> TASK OBJECTIVE
Where the data below has the string "series", return the whole line.

> MATERIALS PROVIDED

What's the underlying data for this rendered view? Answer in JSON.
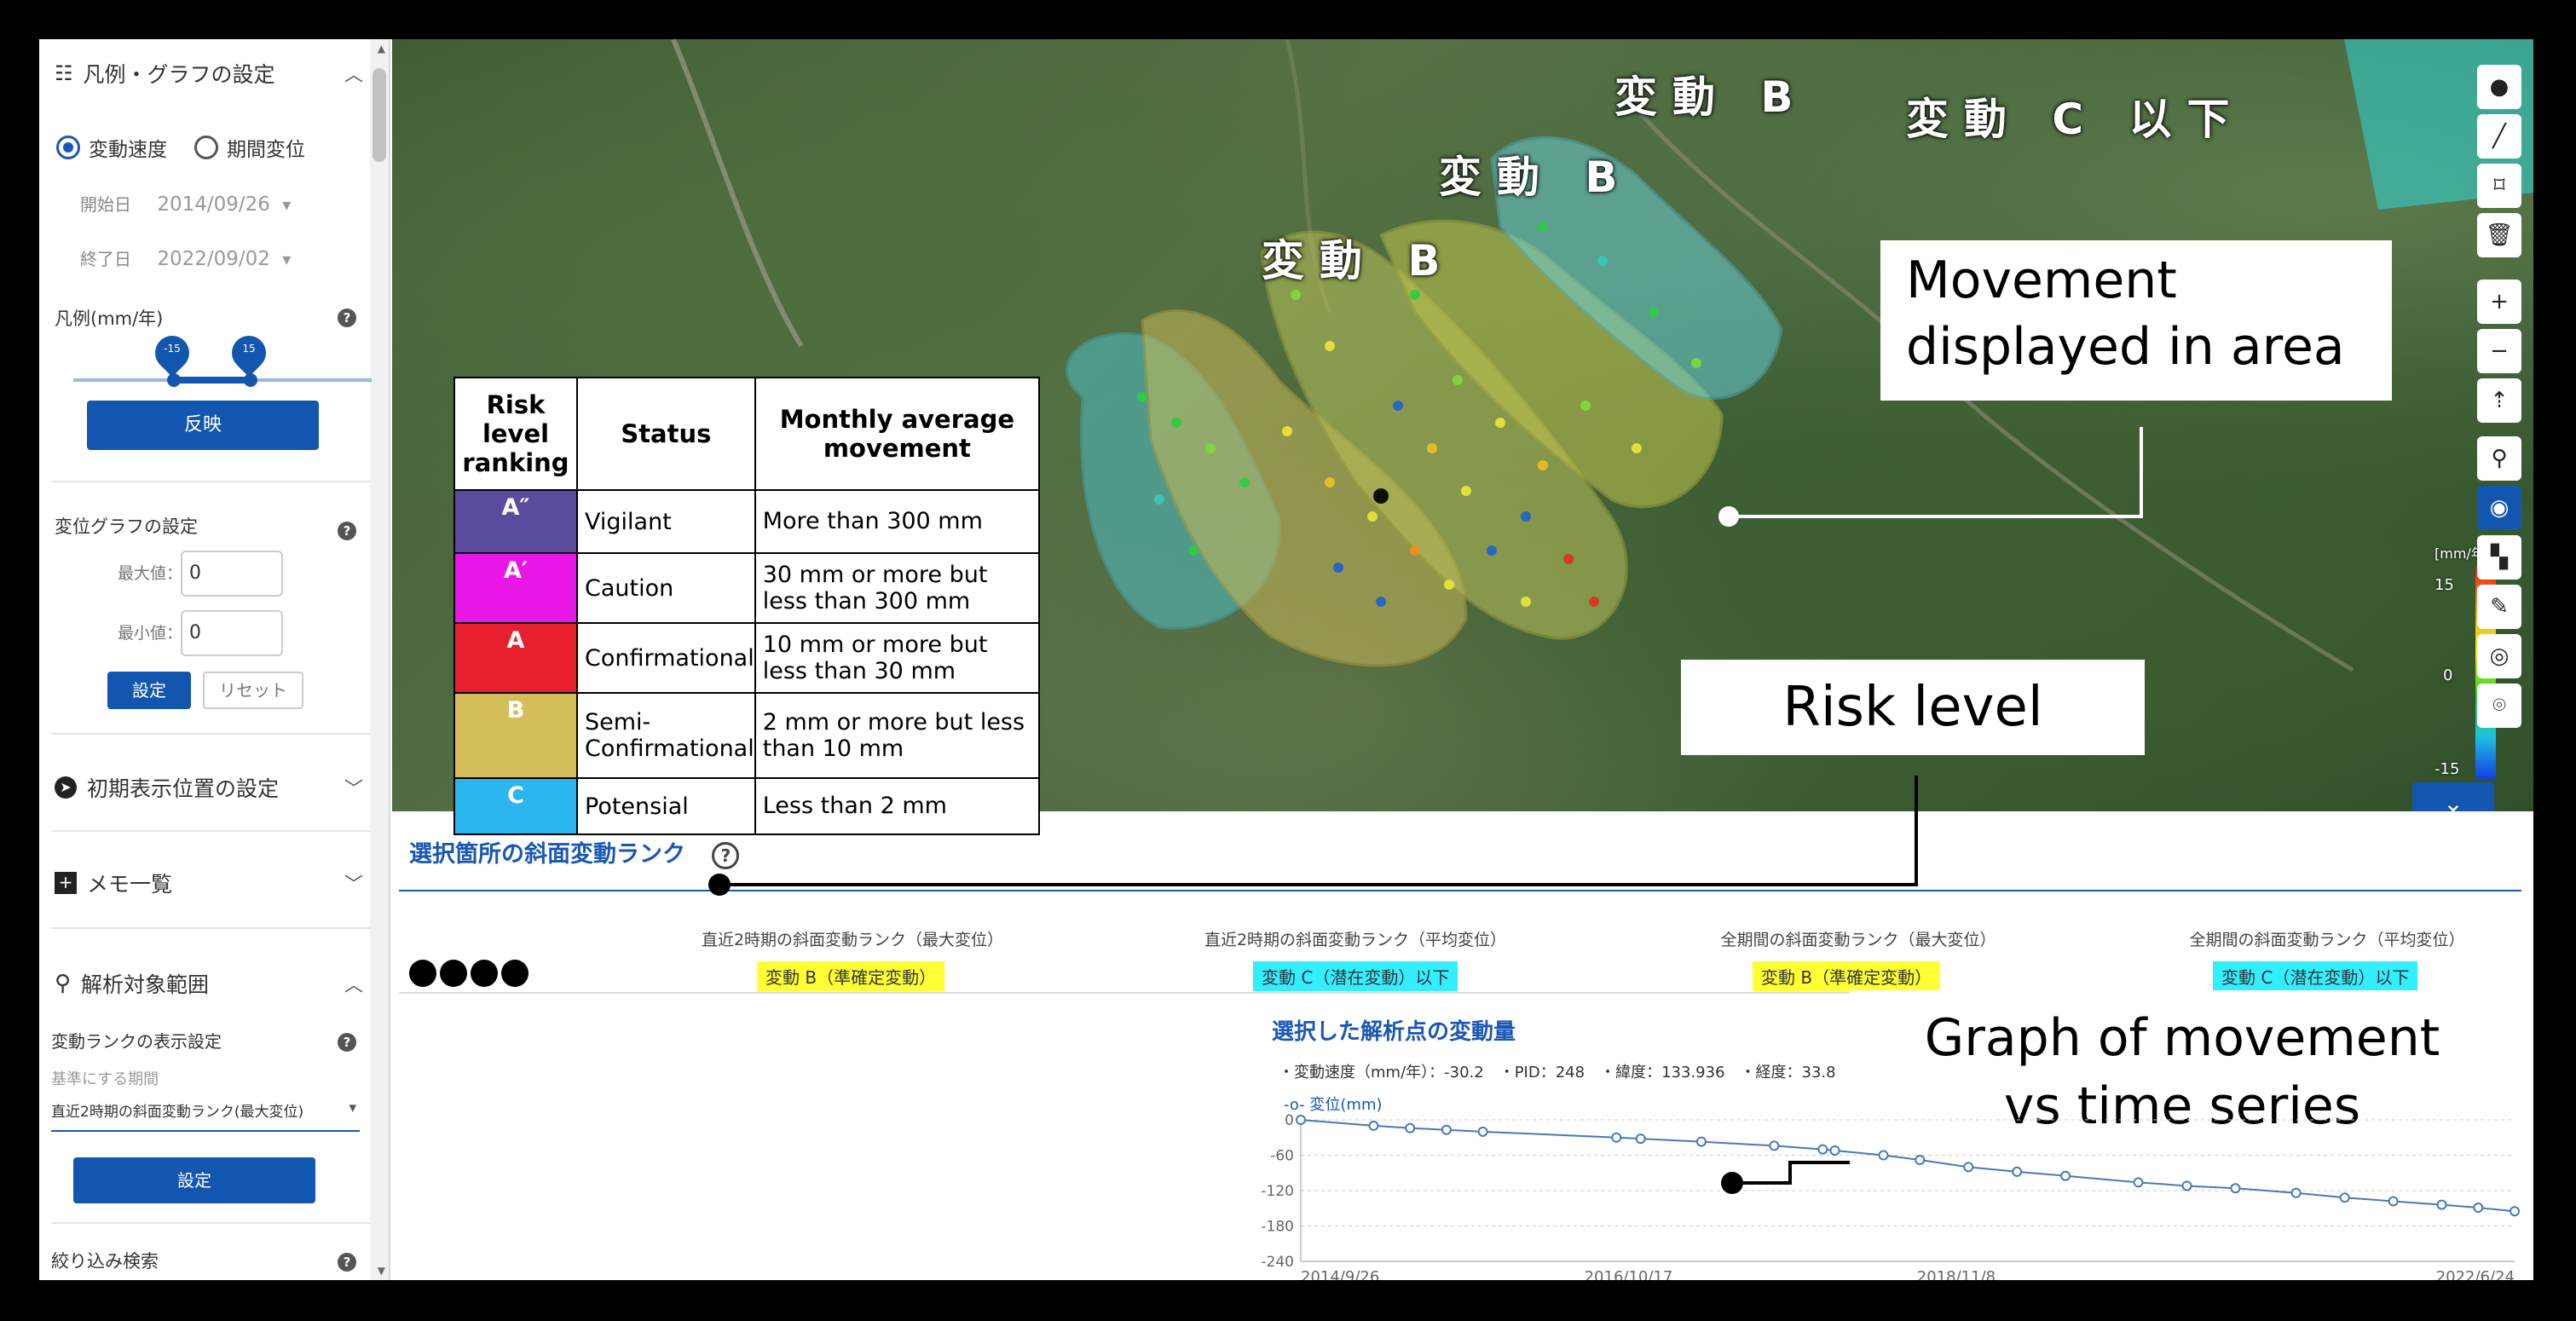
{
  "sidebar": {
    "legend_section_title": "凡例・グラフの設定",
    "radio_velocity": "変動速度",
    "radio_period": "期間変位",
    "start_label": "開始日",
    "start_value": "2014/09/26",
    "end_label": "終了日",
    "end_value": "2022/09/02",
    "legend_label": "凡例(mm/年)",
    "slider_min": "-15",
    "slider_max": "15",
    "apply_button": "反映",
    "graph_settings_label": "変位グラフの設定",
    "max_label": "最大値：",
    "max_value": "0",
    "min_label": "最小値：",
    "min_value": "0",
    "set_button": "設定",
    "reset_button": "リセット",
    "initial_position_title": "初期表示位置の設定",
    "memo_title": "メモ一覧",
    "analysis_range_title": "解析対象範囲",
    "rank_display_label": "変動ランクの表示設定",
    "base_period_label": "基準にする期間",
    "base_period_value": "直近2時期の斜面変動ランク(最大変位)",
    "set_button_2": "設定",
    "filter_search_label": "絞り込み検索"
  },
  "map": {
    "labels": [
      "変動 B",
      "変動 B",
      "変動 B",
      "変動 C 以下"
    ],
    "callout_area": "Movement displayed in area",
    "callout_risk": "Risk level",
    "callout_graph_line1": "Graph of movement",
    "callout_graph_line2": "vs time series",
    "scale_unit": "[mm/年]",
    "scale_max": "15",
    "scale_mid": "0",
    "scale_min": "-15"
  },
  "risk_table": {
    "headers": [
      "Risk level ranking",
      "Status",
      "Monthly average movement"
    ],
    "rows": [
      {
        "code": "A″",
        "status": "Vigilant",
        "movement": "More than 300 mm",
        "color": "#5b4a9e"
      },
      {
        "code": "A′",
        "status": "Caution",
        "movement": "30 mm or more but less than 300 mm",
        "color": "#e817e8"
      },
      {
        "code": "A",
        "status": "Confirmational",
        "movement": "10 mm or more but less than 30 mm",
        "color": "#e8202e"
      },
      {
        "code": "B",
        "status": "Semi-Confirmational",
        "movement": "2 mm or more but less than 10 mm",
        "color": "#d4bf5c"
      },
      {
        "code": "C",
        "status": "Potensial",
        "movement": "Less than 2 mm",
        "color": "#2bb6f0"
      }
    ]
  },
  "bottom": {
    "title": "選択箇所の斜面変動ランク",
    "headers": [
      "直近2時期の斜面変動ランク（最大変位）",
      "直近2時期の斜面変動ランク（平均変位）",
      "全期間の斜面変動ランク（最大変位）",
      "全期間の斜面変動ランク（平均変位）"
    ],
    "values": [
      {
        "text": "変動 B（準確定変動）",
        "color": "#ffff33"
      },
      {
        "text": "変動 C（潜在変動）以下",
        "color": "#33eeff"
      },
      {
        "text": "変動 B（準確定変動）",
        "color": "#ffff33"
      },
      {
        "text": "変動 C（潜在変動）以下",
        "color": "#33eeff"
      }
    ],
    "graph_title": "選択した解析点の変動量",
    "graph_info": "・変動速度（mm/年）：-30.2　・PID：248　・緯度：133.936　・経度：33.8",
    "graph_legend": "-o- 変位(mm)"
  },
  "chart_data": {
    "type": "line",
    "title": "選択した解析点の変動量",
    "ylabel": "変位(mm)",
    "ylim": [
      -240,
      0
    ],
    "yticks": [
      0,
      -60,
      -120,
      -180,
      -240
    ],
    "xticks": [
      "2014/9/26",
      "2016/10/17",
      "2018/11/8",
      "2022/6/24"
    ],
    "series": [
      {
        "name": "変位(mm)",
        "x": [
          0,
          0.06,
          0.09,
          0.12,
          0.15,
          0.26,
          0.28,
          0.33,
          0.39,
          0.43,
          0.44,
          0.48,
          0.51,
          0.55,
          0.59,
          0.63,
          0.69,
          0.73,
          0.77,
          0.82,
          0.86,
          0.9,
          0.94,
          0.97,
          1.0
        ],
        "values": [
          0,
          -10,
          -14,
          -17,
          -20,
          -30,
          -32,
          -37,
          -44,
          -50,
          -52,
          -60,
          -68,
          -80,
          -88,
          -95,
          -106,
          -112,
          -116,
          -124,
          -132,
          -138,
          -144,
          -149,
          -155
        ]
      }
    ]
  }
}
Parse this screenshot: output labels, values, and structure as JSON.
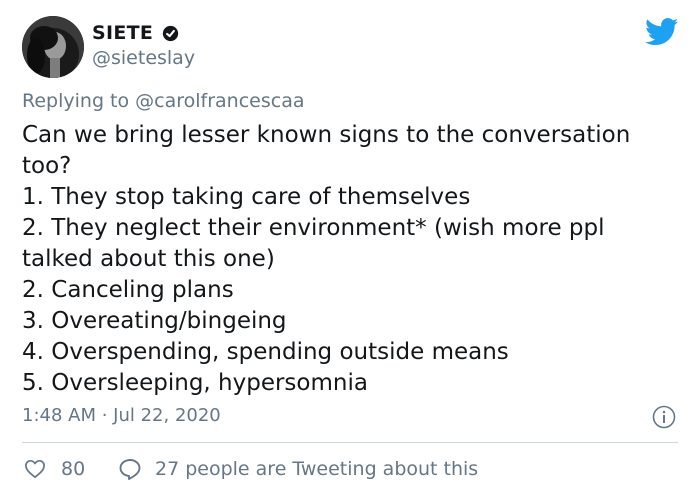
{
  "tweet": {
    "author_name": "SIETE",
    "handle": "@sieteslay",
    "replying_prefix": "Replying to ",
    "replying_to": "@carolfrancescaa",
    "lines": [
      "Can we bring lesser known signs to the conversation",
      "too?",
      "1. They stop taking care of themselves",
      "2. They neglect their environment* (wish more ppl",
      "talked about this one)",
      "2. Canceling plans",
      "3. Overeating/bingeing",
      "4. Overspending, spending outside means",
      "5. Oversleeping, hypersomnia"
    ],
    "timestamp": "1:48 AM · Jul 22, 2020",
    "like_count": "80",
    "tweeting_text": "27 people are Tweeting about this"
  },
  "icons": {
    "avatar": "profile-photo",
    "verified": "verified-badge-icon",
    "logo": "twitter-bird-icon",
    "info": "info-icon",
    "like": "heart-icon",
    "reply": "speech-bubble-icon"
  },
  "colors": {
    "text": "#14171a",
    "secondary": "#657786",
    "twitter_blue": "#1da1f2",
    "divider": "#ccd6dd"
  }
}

> OUTPUT OF THE TASK
    "callout_graph_line2": "vs time series",
    "series": [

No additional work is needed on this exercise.